> _Your objective_
Among the entries below, find the lines with "schools" and copy them.

> _Data excerpts_

◇ ◇ ◇

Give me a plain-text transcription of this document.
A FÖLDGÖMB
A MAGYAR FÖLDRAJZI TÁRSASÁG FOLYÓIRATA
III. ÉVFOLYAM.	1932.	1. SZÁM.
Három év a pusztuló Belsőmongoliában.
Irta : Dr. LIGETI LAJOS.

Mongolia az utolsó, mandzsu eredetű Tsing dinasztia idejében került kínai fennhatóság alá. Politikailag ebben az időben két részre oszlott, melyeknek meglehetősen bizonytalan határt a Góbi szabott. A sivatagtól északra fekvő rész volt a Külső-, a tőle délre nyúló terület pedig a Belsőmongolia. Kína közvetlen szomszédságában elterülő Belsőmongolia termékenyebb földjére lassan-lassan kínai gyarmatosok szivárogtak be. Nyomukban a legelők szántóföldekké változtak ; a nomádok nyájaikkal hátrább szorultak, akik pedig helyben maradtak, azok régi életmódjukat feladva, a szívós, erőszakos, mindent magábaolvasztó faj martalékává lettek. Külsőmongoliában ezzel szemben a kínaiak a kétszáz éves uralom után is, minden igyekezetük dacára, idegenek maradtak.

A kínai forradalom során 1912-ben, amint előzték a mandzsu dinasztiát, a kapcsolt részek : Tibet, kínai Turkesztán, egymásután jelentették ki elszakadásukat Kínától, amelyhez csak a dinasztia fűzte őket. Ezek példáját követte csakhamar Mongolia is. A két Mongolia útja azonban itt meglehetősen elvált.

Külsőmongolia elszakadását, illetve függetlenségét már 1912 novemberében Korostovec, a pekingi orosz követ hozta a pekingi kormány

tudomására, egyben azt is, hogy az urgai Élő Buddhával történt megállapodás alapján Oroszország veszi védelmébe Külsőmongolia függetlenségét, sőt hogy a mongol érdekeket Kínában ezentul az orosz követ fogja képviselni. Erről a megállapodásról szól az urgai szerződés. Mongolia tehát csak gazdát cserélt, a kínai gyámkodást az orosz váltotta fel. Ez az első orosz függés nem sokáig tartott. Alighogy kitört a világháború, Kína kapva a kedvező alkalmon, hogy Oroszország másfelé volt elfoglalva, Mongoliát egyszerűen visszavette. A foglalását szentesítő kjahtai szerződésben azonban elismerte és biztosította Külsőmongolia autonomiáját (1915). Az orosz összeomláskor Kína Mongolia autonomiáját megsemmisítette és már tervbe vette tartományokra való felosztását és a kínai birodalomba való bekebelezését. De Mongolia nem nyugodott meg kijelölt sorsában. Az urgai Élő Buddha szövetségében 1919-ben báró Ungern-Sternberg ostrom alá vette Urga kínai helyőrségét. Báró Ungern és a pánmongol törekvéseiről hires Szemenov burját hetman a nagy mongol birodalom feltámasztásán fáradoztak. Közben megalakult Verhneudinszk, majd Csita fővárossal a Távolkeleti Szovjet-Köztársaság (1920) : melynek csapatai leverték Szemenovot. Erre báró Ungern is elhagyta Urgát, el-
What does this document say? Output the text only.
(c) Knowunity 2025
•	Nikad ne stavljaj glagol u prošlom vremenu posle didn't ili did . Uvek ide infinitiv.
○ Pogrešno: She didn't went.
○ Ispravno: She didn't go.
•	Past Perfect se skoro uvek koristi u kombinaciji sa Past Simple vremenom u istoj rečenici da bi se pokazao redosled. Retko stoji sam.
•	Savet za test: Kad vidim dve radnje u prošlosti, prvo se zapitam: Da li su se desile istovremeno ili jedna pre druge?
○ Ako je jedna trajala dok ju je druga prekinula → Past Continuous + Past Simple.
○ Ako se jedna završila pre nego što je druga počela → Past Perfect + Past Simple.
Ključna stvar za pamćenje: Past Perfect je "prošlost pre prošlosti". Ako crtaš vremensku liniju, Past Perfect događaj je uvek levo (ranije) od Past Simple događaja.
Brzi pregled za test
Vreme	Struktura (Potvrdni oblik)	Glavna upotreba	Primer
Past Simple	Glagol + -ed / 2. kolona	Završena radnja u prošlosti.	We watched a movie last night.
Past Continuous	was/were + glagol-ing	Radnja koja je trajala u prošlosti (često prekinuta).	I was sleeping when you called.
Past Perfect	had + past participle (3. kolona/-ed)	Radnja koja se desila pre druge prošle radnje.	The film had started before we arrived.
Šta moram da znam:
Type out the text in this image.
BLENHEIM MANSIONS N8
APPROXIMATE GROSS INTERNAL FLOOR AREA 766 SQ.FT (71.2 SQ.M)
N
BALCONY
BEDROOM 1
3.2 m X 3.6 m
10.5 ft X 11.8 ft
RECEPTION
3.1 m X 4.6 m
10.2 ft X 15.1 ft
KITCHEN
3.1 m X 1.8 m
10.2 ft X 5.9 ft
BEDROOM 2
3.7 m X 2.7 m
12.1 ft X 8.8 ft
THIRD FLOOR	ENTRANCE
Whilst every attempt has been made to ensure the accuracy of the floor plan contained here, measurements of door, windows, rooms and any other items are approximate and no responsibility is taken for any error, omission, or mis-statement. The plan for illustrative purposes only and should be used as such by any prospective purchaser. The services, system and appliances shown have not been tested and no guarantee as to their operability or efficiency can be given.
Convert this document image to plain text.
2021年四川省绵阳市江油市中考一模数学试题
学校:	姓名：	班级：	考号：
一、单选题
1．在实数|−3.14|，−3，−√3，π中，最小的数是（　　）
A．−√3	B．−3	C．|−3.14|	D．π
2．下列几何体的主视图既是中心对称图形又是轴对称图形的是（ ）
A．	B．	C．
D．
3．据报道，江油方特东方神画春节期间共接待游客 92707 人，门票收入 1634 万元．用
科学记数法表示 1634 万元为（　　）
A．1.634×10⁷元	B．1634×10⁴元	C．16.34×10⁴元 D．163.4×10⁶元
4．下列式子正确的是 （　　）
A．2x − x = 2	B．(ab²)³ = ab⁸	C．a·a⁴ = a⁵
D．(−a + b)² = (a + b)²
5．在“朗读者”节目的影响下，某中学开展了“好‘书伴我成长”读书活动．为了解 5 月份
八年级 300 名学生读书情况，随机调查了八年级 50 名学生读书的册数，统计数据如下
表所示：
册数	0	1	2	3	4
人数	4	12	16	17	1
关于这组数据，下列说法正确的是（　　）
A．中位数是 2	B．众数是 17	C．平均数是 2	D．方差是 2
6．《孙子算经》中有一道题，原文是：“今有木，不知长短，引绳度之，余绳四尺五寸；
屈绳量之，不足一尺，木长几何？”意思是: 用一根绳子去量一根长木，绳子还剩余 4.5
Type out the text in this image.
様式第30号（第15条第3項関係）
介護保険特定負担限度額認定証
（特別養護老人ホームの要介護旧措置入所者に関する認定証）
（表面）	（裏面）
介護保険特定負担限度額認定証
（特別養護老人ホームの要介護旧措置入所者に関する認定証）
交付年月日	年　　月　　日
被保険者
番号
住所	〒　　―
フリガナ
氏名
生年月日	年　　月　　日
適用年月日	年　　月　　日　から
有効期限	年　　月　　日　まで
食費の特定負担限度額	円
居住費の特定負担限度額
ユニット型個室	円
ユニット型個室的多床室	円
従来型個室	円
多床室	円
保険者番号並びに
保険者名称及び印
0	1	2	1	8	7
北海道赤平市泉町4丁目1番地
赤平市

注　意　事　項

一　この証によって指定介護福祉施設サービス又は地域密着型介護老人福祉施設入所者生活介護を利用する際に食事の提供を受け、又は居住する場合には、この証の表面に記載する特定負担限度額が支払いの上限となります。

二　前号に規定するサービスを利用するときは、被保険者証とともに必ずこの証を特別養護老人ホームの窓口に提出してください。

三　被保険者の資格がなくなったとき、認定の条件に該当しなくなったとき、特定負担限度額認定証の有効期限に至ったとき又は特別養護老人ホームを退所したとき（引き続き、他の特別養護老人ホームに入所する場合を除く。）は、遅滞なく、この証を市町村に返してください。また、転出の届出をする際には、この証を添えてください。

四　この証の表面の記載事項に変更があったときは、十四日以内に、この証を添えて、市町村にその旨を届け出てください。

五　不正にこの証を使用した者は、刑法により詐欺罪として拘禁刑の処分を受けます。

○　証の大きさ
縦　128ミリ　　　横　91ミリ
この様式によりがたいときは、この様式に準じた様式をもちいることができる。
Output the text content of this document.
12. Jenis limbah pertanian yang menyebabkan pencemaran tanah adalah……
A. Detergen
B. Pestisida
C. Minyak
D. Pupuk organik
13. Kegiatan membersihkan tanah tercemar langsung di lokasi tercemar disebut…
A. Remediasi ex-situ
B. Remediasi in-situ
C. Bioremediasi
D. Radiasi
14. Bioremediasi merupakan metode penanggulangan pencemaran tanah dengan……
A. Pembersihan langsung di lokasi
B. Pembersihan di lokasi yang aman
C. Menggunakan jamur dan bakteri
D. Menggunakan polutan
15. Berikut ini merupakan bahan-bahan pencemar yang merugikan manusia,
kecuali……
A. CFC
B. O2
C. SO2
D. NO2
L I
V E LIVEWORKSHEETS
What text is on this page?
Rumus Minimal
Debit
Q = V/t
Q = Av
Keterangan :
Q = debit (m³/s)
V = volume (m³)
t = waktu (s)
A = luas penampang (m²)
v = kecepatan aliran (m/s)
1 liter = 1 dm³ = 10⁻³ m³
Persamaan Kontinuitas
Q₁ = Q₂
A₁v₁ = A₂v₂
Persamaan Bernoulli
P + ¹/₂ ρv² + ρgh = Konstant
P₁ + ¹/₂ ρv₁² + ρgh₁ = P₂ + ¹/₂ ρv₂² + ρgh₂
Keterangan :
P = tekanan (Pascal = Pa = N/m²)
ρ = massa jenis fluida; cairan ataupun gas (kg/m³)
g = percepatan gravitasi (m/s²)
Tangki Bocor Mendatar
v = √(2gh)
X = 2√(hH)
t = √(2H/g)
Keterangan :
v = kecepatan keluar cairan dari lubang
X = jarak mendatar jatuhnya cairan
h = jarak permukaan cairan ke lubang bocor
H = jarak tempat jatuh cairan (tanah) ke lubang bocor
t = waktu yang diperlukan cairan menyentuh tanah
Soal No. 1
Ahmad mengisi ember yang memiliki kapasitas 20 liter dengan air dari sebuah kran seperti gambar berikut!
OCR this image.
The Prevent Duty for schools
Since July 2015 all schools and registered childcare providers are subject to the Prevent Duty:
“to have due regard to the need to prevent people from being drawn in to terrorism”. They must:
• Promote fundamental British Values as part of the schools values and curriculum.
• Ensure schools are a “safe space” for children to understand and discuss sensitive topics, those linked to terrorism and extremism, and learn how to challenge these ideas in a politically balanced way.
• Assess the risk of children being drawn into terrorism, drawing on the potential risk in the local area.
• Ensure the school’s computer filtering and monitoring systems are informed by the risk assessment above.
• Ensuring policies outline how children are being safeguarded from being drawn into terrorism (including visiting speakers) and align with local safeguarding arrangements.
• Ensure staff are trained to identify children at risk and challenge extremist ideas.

◇ ◇ ◇

> _Response to the exercise_
The Prevent Duty for schools
Since July 2015 all schools and registered childcare providers are subject to the Prevent Duty:
• Promote fundamental British Values as part of the schools values and curriculum.
• Ensure schools are a “safe space” for children to understand and discuss sensitive topics, those linked to terrorism and extremism, and learn how to challenge these ideas in a politically balanced way.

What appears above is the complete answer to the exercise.